▶ Task description: Reproduce the records that follow in full, excluding any picture they contain.

--- Start ---

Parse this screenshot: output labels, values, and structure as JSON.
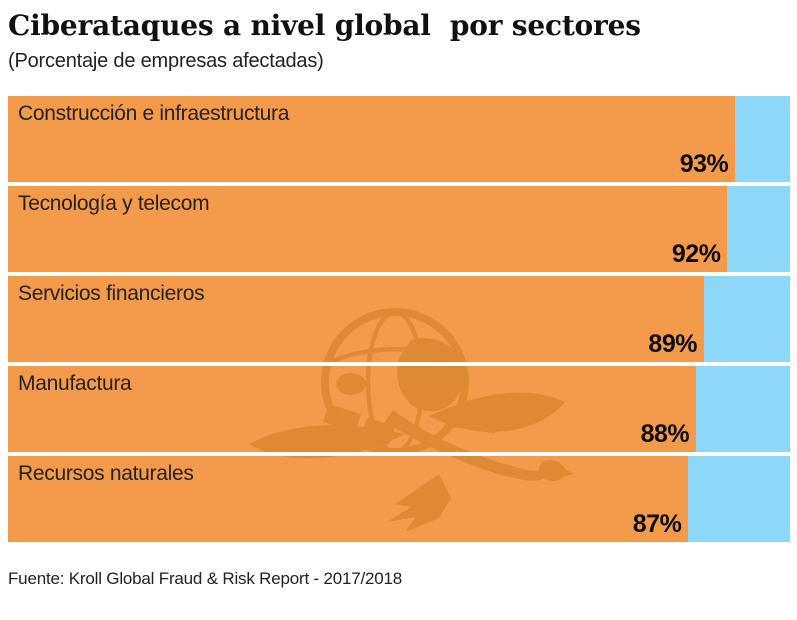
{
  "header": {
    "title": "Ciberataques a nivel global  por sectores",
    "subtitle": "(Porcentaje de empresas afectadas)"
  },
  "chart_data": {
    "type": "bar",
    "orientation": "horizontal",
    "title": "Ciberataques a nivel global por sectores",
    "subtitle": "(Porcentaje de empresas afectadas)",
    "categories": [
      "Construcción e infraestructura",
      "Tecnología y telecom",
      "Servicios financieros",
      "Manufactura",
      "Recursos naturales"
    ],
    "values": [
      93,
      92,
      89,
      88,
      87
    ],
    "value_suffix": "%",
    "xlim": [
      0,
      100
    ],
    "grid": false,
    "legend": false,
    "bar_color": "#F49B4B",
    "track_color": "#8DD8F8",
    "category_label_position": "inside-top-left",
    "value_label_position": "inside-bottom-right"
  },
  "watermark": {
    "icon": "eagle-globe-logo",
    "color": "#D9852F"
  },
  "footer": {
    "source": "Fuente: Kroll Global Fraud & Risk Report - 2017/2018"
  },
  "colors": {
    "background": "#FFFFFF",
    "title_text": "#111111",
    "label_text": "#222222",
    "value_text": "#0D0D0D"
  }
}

--- End ---

▶ Response to this task:
Parse this screenshot: output labels, values, and structure as JSON.
{
  "header": {
    "title": "Ciberataques a nivel global  por sectores",
    "subtitle": "(Porcentaje de empresas afectadas)"
  },
  "chart_data": {
    "type": "bar",
    "orientation": "horizontal",
    "title": "Ciberataques a nivel global por sectores",
    "subtitle": "(Porcentaje de empresas afectadas)",
    "categories": [
      "Construcción e infraestructura",
      "Tecnología y telecom",
      "Servicios financieros",
      "Manufactura",
      "Recursos naturales"
    ],
    "values": [
      93,
      92,
      89,
      88,
      87
    ],
    "value_suffix": "%",
    "xlim": [
      0,
      100
    ],
    "grid": false,
    "legend": false,
    "bar_color": "#F49B4B",
    "track_color": "#8DD8F8",
    "category_label_position": "inside-top-left",
    "value_label_position": "inside-bottom-right"
  },
  "watermark": {
    "icon": "eagle-globe-logo",
    "color": "#D9852F"
  },
  "footer": {
    "source": "Fuente: Kroll Global Fraud & Risk Report - 2017/2018"
  },
  "colors": {
    "background": "#FFFFFF",
    "title_text": "#111111",
    "label_text": "#222222",
    "value_text": "#0D0D0D"
  }
}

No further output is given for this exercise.